Instruções da tarefa:
a. Responda com base na notícia sobre a oposição e o coronavírus:
(i) Quem assina a notícia?
(ii) Em que data ela foi publicada?
(iii) O que movimentos e sindicatos farão na terça-feira, 24?
b. Por favor, imprima da notícia sobre a oposição e o coronavírus tudo o que vai de "Partidos e movimentos" até "avanço do coronavírus.", sem alterar nada.
c. Dê a continuação da notícia sobre a oposição e o coronavírus, a partir do ponto em que ela termina.

Trecho:
---
Tiago Queiroz / Estadão
Tiago Queiroz / Estadão

Após panelaços, oposição quer aliar protestos a ações de combate ao novo coronavírus

Partidos e movimentos sociais discutem impactos da pandemia na população mais vulnerável

Ricardo Galhardo, O Estado de S.Paulo

23 de março de 2020 | 23h21

Depois de apostar em panelaços e cobranças públicas contra a forma como o governo Jair Bolsonaro tem se portado diante da pandemia do novo coronavírus, partidos de oposição e movimentos sociais e sindicais traçaram a estratégia de aliar protestos a ações de solidariedade com a população mais vulnerável à doença e seus efeitos econômicos.

Nesta terça-feira, 24, movimentos e sindicatos farão uma videoconferência para ajustar detalhes da campanha. A ideia é coletar e distribuir alimentos e material de higiene para as pessoas que podem ficar sem fonte de renda com o avanço do coronavírus.
---
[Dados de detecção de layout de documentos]
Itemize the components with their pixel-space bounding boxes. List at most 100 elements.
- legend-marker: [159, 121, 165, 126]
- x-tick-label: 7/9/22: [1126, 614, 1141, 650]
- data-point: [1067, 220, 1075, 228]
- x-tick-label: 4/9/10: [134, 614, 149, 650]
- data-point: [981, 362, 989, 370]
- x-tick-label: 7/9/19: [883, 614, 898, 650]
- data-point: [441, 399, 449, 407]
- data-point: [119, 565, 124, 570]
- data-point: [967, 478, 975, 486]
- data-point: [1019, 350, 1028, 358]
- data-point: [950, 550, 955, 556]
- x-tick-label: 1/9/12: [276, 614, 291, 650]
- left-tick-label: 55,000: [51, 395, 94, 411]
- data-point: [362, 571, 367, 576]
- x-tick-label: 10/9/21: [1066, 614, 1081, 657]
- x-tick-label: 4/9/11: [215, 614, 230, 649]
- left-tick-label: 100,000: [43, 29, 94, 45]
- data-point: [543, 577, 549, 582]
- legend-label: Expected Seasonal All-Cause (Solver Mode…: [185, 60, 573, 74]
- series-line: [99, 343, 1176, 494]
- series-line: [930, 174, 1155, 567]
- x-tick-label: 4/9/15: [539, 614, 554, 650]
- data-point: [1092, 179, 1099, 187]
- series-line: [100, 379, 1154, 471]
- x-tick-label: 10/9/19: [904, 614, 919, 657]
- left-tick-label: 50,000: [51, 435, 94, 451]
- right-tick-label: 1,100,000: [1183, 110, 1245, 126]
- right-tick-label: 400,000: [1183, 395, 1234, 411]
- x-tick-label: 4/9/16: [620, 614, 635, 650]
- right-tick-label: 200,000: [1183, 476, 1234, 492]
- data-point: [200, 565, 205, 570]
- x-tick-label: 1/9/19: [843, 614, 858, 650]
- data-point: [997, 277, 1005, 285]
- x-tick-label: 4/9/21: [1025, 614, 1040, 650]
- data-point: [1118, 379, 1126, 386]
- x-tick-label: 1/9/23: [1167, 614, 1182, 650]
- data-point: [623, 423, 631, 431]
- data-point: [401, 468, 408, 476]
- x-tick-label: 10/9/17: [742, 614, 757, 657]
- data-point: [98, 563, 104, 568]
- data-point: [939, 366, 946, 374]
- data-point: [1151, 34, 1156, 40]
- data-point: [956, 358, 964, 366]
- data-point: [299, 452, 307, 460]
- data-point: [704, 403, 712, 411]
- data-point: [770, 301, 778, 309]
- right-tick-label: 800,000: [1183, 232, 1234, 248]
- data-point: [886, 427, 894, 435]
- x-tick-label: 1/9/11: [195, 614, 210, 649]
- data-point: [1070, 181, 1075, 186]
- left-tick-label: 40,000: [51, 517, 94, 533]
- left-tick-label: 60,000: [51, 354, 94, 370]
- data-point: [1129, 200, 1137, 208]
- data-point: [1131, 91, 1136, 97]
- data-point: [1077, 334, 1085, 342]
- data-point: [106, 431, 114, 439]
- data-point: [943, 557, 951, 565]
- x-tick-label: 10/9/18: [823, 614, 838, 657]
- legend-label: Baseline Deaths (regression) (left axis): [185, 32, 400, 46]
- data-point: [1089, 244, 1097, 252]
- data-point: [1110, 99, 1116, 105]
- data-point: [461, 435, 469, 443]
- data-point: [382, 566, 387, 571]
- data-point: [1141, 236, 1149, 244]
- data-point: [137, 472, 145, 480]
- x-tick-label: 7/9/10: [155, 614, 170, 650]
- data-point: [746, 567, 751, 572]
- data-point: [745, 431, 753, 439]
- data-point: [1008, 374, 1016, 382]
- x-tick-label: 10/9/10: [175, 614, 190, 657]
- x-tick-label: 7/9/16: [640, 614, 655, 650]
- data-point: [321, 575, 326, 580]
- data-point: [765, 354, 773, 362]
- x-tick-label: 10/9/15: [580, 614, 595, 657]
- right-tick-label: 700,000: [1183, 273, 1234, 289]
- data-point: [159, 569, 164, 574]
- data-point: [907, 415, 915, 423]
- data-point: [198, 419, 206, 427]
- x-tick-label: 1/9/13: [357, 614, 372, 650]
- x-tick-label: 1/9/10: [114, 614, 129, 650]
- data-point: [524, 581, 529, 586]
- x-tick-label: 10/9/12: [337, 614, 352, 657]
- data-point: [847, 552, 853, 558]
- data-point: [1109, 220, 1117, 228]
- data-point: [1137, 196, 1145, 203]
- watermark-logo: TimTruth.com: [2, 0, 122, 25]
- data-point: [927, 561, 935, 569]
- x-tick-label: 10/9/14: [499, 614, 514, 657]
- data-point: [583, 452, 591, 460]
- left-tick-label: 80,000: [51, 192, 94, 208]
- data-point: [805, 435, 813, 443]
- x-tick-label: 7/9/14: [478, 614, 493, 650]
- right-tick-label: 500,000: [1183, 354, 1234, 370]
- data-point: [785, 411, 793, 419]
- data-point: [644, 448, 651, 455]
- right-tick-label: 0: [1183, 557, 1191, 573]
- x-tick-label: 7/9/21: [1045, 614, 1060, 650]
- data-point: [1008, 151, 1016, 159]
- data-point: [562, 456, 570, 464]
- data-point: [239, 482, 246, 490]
---
Respostas do exercício:
a.
(i) Ricardo Galhardo, O Estado de S.Paulo.
(ii) Em 23 de março de 2020.
(iii) Uma videoconferência para ajustar detalhes da campanha.

b.
Partidos e movimentos sociais discutem impactos da pandemia na população mais vulnerável

Ricardo Galhardo, O Estado de S.Paulo

23 de março de 2020 | 23h21

Depois de apostar em panelaços e cobranças públicas contra a forma como o governo Jair Bolsonaro tem se portado diante da pandemia do novo coronavírus, partidos de oposição e movimentos sociais e sindicais traçaram a estratégia de aliar protestos a ações de solidariedade com a população mais vulnerável à doença e seus efeitos econômicos.

Nesta terça-feira, 24, movimentos e sindicatos farão uma videoconferência para ajustar detalhes da campanha. A ideia é coletar e distribuir alimentos e material de higiene para as pessoas que podem ficar sem fonte de renda com o avanço do coronavírus.

c.
PT, PSOL e PC do B participam da campanha ao lado de centenas de movimentos que integram as frentes Brasil Popular e Povo Sem Medo. Além dos objetivos humanitários, a estratégia tem como objetivo, segundo dirigentes partidários, evitar que a oposição seja acusada de oportunismo político durante a crise.

Uma das ideias é usar os sindicatos como ponto de distribuição. Nesta segunda-feira a direção da Central Única dos Trabalhadores (CUT) realizou uma reunião online para discutir o assunto.

Na véspera Guilherme Boulos, líder do Movimento dos Trabalhadores Sem Teto (MTST) e pré-candidato pelo PSOL à prefeitura de São Paulo, lançou nas redes sociais a campanha “Enfrentando o corona na periferia”.  Segundo ele, foram criados canais para denunciar casos de pessoas em situações de extrema vulnerabilidade, grupos de WhatsApp divididos por bairros para repassar informações sanitárias e uma vaquinha virtual para arrecadar fundos.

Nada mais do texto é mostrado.